[The problem]: Output all of the data below exactly as given.
════
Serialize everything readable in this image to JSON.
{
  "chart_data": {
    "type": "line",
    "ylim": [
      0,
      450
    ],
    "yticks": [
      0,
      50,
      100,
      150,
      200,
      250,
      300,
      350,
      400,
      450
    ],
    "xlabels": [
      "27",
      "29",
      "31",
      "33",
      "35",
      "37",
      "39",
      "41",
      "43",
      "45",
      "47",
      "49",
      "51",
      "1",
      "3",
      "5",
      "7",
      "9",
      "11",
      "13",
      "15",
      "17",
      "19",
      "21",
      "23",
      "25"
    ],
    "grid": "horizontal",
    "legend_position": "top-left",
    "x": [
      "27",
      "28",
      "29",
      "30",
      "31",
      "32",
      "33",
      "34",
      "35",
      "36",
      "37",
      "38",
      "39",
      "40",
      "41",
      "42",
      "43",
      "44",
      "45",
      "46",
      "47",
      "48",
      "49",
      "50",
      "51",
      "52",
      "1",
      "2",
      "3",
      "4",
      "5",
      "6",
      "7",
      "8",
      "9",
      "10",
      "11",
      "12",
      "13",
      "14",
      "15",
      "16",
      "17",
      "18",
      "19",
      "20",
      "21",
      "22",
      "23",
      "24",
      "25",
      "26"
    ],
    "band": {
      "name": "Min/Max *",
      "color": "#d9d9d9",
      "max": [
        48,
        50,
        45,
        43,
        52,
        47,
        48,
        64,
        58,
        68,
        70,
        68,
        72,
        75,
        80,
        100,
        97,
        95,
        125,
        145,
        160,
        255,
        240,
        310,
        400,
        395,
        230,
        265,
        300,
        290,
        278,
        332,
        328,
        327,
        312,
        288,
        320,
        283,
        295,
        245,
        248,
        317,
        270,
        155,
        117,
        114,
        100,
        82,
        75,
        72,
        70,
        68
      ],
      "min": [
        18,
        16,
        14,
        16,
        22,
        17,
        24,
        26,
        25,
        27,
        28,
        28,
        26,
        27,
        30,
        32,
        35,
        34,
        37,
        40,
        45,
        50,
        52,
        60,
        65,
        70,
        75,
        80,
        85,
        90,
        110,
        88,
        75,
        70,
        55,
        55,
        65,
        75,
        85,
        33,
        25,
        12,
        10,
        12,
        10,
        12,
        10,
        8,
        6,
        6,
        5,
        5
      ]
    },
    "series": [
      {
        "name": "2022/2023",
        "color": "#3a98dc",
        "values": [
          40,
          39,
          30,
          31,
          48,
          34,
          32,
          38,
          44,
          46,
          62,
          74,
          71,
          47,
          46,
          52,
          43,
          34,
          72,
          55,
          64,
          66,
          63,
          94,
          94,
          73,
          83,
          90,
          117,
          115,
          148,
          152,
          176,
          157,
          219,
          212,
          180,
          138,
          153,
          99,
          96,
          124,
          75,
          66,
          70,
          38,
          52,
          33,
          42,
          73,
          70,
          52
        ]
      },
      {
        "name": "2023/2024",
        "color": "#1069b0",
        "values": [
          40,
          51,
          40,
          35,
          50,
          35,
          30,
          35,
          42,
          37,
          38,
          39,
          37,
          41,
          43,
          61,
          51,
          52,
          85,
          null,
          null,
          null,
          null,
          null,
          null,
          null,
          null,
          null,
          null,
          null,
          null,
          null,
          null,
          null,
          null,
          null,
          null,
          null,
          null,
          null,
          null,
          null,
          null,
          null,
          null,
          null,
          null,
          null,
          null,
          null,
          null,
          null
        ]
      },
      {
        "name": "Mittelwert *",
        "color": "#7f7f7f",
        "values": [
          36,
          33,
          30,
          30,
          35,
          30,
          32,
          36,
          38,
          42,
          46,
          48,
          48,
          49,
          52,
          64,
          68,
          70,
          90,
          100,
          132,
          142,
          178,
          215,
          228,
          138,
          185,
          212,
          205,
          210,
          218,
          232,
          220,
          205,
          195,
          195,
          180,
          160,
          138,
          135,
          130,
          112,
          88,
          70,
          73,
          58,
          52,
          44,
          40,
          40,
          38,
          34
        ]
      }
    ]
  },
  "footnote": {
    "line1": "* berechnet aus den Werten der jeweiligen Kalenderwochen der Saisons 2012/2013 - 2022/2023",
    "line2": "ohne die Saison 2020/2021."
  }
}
════
[Solution to this task]:
Serialize everything readable in this image to JSON.
{
  "chart_data": {
    "type": "line",
    "ylim": [
      0,
      450
    ],
    "yticks": [
      0,
      50,
      100,
      150,
      200,
      250,
      300,
      350,
      400,
      450
    ],
    "xlabels": [
      "27",
      "29",
      "31",
      "33",
      "35",
      "37",
      "39",
      "41",
      "43",
      "45",
      "47",
      "49",
      "51",
      "1",
      "3",
      "5",
      "7",
      "9",
      "11",
      "13",
      "15",
      "17",
      "19",
      "21",
      "23",
      "25"
    ],
    "grid": "horizontal",
    "legend_position": "top-left",
    "x": [
      "27",
      "28",
      "29",
      "30",
      "31",
      "32",
      "33",
      "34",
      "35",
      "36",
      "37",
      "38",
      "39",
      "40",
      "41",
      "42",
      "43",
      "44",
      "45",
      "46",
      "47",
      "48",
      "49",
      "50",
      "51",
      "52",
      "1",
      "2",
      "3",
      "4",
      "5",
      "6",
      "7",
      "8",
      "9",
      "10",
      "11",
      "12",
      "13",
      "14",
      "15",
      "16",
      "17",
      "18",
      "19",
      "20",
      "21",
      "22",
      "23",
      "24",
      "25",
      "26"
    ],
    "band": {
      "name": "Min/Max *",
      "color": "#d9d9d9",
      "max": [
        48,
        50,
        45,
        43,
        52,
        47,
        48,
        64,
        58,
        68,
        70,
        68,
        72,
        75,
        80,
        100,
        97,
        95,
        125,
        145,
        160,
        255,
        240,
        310,
        400,
        395,
        230,
        265,
        300,
        290,
        278,
        332,
        328,
        327,
        312,
        288,
        320,
        283,
        295,
        245,
        248,
        317,
        270,
        155,
        117,
        114,
        100,
        82,
        75,
        72,
        70,
        68
      ],
      "min": [
        18,
        16,
        14,
        16,
        22,
        17,
        24,
        26,
        25,
        27,
        28,
        28,
        26,
        27,
        30,
        32,
        35,
        34,
        37,
        40,
        45,
        50,
        52,
        60,
        65,
        70,
        75,
        80,
        85,
        90,
        110,
        88,
        75,
        70,
        55,
        55,
        65,
        75,
        85,
        33,
        25,
        12,
        10,
        12,
        10,
        12,
        10,
        8,
        6,
        6,
        5,
        5
      ]
    },
    "series": [
      {
        "name": "2022/2023",
        "color": "#3a98dc",
        "values": [
          40,
          39,
          30,
          31,
          48,
          34,
          32,
          38,
          44,
          46,
          62,
          74,
          71,
          47,
          46,
          52,
          43,
          34,
          72,
          55,
          64,
          66,
          63,
          94,
          94,
          73,
          83,
          90,
          117,
          115,
          148,
          152,
          176,
          157,
          219,
          212,
          180,
          138,
          153,
          99,
          96,
          124,
          75,
          66,
          70,
          38,
          52,
          33,
          42,
          73,
          70,
          52
        ]
      },
      {
        "name": "2023/2024",
        "color": "#1069b0",
        "values": [
          40,
          51,
          40,
          35,
          50,
          35,
          30,
          35,
          42,
          37,
          38,
          39,
          37,
          41,
          43,
          61,
          51,
          52,
          85,
          null,
          null,
          null,
          null,
          null,
          null,
          null,
          null,
          null,
          null,
          null,
          null,
          null,
          null,
          null,
          null,
          null,
          null,
          null,
          null,
          null,
          null,
          null,
          null,
          null,
          null,
          null,
          null,
          null,
          null,
          null,
          null,
          null
        ]
      },
      {
        "name": "Mittelwert *",
        "color": "#7f7f7f",
        "values": [
          36,
          33,
          30,
          30,
          35,
          30,
          32,
          36,
          38,
          42,
          46,
          48,
          48,
          49,
          52,
          64,
          68,
          70,
          90,
          100,
          132,
          142,
          178,
          215,
          228,
          138,
          185,
          212,
          205,
          210,
          218,
          232,
          220,
          205,
          195,
          195,
          180,
          160,
          138,
          135,
          130,
          112,
          88,
          70,
          73,
          58,
          52,
          44,
          40,
          40,
          38,
          34
        ]
      }
    ]
  },
  "footnote": {
    "line1": "* berechnet aus den Werten der jeweiligen Kalenderwochen der Saisons 2012/2013 - 2022/2023",
    "line2": "ohne die Saison 2020/2021."
  }
}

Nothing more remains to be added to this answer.